◆ Dataset rows
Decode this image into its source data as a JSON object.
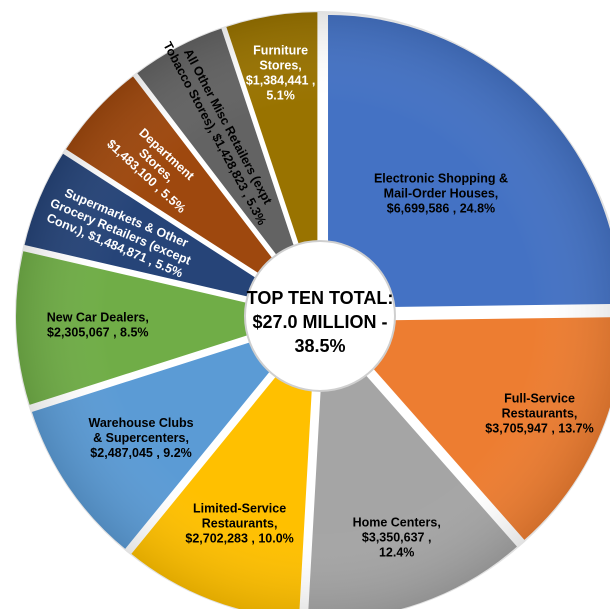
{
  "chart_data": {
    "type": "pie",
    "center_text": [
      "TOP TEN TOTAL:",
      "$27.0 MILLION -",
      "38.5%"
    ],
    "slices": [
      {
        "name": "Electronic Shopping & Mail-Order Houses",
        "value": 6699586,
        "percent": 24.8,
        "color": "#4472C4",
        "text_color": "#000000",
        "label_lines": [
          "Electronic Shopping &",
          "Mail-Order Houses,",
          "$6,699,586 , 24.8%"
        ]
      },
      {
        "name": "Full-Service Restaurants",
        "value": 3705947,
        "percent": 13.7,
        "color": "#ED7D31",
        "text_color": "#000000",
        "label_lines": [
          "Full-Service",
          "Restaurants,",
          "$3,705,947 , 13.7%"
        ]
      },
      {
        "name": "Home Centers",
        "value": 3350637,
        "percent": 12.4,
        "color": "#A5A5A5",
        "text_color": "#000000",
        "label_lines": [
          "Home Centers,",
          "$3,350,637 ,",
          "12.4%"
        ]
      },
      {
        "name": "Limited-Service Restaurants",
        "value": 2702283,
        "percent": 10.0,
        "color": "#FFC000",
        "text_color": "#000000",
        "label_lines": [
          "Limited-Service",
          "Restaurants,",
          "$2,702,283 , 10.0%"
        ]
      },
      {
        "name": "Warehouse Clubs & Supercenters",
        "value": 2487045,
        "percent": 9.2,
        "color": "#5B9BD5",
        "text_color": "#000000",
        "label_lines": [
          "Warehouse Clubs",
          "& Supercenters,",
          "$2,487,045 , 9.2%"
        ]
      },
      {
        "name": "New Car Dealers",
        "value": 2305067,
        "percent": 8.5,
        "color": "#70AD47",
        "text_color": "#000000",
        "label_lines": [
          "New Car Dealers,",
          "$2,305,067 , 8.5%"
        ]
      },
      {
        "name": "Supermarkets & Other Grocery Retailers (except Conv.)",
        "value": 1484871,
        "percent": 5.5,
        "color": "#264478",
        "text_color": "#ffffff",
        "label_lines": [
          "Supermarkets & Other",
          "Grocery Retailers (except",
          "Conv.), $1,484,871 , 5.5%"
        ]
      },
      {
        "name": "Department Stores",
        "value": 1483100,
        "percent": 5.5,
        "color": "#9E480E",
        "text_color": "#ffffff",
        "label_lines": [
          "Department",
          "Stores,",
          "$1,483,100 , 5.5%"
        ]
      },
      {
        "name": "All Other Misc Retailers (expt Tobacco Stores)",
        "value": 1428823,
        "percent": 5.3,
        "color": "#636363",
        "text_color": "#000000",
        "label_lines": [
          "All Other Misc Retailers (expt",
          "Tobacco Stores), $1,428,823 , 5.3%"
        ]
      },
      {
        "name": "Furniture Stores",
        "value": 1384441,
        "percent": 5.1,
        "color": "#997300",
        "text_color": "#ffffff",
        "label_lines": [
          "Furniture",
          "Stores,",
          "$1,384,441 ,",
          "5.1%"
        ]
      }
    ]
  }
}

==

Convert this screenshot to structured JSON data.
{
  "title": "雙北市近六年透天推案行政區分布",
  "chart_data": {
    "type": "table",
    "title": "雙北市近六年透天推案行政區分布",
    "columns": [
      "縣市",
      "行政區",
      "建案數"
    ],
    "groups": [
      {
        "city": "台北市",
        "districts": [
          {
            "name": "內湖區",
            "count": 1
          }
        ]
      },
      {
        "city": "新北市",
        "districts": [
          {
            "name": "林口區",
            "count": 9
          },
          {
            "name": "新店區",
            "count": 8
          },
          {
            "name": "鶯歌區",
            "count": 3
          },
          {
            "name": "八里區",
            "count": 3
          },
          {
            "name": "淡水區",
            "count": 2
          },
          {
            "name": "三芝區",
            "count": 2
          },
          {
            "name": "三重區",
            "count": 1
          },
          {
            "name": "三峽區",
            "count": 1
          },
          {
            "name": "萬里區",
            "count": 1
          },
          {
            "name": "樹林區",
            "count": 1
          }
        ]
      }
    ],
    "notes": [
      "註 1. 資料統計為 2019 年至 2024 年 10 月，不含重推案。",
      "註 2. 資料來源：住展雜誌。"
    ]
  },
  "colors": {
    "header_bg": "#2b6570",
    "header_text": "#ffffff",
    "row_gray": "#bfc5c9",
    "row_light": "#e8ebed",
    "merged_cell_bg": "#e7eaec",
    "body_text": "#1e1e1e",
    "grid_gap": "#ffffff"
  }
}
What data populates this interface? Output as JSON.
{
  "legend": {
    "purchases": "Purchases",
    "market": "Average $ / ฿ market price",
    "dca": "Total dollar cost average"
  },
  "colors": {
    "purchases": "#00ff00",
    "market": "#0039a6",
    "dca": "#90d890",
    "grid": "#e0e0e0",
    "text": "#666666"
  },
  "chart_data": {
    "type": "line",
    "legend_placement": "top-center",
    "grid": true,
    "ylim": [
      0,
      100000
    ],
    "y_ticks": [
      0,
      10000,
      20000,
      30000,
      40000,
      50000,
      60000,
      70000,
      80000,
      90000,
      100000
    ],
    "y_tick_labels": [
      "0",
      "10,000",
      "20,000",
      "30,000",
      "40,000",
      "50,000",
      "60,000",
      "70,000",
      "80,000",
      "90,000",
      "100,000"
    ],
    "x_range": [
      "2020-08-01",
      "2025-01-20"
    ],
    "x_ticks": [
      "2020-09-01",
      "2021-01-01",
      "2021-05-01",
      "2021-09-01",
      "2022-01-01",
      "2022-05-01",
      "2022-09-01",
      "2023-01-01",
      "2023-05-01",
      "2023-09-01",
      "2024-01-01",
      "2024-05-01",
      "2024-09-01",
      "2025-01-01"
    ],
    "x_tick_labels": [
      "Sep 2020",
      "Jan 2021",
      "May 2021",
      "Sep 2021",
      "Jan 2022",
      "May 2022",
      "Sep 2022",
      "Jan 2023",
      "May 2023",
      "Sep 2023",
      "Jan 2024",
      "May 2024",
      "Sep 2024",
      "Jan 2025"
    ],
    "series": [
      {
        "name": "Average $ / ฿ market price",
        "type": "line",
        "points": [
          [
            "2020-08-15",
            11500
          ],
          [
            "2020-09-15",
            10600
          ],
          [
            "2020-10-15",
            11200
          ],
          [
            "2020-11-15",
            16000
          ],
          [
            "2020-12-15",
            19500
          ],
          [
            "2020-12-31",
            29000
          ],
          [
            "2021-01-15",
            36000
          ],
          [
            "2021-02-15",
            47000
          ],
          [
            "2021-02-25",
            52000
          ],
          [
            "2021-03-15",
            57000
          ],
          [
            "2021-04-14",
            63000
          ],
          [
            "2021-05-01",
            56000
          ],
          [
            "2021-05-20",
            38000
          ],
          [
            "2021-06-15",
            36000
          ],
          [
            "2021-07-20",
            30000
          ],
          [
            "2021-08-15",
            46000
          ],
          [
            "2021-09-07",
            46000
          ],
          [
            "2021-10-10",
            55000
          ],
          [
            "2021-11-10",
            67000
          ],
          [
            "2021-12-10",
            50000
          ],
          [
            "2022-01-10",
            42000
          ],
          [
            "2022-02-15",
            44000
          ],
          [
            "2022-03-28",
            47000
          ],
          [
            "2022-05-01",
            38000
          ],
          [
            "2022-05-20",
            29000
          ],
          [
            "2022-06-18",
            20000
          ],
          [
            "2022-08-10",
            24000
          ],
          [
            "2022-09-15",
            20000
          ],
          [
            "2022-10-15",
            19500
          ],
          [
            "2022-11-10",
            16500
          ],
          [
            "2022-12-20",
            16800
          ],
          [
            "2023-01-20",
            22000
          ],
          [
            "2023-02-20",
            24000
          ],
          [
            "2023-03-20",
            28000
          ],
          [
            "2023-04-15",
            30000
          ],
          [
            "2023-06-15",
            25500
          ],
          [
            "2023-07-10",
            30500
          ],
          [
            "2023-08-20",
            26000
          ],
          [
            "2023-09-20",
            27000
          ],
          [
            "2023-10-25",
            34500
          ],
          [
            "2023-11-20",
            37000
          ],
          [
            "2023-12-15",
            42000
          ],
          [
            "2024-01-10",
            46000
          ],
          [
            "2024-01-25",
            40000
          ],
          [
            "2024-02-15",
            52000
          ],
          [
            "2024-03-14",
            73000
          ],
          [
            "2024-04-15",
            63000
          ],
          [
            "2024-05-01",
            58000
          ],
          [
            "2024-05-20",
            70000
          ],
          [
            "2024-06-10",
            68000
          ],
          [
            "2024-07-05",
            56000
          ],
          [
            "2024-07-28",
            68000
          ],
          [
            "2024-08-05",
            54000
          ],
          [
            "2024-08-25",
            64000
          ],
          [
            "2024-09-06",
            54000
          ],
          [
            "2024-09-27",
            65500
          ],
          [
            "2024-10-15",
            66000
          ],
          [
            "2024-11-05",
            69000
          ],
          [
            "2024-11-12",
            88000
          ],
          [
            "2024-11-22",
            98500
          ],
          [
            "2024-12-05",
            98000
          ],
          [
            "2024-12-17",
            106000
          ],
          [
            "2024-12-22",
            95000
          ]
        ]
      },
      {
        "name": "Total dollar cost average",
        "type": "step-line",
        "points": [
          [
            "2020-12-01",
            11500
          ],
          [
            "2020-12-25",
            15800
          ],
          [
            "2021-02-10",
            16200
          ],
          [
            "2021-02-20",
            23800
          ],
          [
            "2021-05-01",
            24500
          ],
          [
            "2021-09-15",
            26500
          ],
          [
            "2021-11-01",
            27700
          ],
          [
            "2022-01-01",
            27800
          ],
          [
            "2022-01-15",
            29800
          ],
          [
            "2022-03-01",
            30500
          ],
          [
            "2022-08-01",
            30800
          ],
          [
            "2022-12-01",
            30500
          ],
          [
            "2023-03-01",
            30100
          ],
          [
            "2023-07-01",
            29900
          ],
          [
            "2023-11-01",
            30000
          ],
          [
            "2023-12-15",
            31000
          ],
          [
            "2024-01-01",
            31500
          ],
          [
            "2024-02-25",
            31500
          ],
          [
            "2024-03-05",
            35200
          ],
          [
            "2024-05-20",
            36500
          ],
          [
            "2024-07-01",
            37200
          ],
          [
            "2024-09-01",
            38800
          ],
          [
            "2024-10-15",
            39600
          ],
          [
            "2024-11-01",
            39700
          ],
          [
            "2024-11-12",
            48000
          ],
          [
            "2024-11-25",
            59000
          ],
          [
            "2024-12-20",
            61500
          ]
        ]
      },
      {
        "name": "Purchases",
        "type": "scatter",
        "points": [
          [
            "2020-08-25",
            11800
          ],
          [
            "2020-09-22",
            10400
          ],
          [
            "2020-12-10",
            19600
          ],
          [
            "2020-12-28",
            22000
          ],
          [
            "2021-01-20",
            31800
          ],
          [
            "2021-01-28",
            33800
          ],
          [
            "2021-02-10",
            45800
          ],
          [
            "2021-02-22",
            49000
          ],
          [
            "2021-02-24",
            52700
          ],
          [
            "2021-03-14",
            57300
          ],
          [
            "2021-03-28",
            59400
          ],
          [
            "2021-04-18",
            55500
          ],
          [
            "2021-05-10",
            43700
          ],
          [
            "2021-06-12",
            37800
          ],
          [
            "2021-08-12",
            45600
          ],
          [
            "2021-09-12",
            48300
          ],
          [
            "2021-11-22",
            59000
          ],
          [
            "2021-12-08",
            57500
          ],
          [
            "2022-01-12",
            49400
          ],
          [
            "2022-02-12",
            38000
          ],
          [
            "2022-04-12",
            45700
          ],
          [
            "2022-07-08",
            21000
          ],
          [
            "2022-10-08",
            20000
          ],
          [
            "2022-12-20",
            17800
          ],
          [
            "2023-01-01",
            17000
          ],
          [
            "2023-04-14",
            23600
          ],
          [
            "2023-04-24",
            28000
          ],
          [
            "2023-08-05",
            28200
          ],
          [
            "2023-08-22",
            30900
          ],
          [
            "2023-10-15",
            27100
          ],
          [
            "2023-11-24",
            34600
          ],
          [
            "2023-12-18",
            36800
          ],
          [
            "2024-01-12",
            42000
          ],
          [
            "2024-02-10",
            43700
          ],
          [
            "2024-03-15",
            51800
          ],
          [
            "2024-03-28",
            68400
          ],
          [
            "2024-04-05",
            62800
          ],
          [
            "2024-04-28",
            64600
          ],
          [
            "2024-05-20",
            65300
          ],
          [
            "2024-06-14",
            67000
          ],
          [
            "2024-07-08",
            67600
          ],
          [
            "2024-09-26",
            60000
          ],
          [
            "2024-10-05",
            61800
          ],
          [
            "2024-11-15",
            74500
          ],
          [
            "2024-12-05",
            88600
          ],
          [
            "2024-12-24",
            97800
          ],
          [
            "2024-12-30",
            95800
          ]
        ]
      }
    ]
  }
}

◆ The request
Count the lines of the listing above that include the word "Misc" and state the total with nothing else.

◆ Response to the exercise
2